Find all lines in the listing that include the word "Dennis", then copy them.

---------- Data in this exercise ----------

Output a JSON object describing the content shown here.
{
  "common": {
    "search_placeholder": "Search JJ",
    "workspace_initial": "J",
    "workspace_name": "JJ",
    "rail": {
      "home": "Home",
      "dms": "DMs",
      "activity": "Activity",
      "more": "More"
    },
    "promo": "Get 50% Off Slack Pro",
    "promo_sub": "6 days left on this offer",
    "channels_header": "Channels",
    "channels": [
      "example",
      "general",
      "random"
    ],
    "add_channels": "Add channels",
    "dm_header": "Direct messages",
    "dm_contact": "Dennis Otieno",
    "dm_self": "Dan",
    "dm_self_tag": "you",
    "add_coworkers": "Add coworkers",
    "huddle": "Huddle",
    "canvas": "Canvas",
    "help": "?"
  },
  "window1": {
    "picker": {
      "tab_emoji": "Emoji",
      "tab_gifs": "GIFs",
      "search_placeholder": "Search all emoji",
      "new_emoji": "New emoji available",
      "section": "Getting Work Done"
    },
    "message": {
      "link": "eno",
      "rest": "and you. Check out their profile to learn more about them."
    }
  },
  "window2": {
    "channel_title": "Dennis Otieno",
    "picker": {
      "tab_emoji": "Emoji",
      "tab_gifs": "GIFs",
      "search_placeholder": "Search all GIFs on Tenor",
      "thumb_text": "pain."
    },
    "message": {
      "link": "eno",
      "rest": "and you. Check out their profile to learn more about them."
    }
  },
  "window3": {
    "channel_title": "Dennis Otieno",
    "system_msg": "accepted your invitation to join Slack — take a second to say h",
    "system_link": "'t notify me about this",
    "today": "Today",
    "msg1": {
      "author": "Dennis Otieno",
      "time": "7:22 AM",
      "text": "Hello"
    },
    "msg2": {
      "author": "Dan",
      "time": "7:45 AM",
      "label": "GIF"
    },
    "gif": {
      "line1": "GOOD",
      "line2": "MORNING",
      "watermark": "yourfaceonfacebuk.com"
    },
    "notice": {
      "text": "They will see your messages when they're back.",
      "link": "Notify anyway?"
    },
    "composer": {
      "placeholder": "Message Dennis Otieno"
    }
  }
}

----------

> [Output]:
    "dm_contact": "Dennis Otieno",
    "channel_title": "Dennis Otieno",
    "channel_title": "Dennis Otieno",
      "author": "Dennis Otieno",
      "placeholder": "Message Dennis Otieno"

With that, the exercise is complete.